Exercise objective
Locate each line holding the string "Response" and copy it.

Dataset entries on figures
★ ★ ★ ★ ★ ★ ★
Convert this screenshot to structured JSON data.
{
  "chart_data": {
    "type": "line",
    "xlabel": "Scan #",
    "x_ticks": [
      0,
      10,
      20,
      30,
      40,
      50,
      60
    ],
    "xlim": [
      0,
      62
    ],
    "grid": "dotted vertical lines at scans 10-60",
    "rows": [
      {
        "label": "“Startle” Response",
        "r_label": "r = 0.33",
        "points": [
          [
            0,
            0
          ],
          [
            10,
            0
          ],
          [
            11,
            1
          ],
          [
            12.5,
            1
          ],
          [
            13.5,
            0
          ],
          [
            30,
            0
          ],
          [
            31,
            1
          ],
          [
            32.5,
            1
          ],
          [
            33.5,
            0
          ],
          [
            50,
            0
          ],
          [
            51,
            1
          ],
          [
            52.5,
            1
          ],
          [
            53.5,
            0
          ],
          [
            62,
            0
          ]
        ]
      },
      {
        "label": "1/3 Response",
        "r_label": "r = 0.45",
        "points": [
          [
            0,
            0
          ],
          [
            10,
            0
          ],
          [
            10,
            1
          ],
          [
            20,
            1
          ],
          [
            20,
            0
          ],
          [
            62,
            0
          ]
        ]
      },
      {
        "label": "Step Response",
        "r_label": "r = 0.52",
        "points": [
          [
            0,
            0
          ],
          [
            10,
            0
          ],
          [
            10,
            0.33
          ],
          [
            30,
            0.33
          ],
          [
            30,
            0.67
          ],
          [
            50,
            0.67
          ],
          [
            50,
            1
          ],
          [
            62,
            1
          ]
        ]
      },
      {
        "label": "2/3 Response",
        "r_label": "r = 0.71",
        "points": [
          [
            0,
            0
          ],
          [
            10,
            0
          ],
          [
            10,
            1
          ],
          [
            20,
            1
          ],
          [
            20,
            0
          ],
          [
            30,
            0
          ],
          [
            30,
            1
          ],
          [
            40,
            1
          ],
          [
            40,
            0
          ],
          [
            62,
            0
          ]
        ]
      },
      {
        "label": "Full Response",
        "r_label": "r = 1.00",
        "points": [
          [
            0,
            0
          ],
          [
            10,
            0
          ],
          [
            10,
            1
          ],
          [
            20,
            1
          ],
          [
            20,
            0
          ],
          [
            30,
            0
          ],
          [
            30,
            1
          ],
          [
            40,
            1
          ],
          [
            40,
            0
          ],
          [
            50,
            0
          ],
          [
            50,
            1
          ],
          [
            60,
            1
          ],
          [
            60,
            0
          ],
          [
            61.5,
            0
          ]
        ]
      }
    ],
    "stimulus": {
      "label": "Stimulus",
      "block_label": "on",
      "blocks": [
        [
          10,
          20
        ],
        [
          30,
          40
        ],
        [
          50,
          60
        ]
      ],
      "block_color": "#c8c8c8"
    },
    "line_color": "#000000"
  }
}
★ ★ ★ ★ ★ ★ ★
Final answer
        "label": "“Startle” Response",
        "label": "1/3 Response",
        "label": "Step Response",
        "label": "2/3 Response",
        "label": "Full Response",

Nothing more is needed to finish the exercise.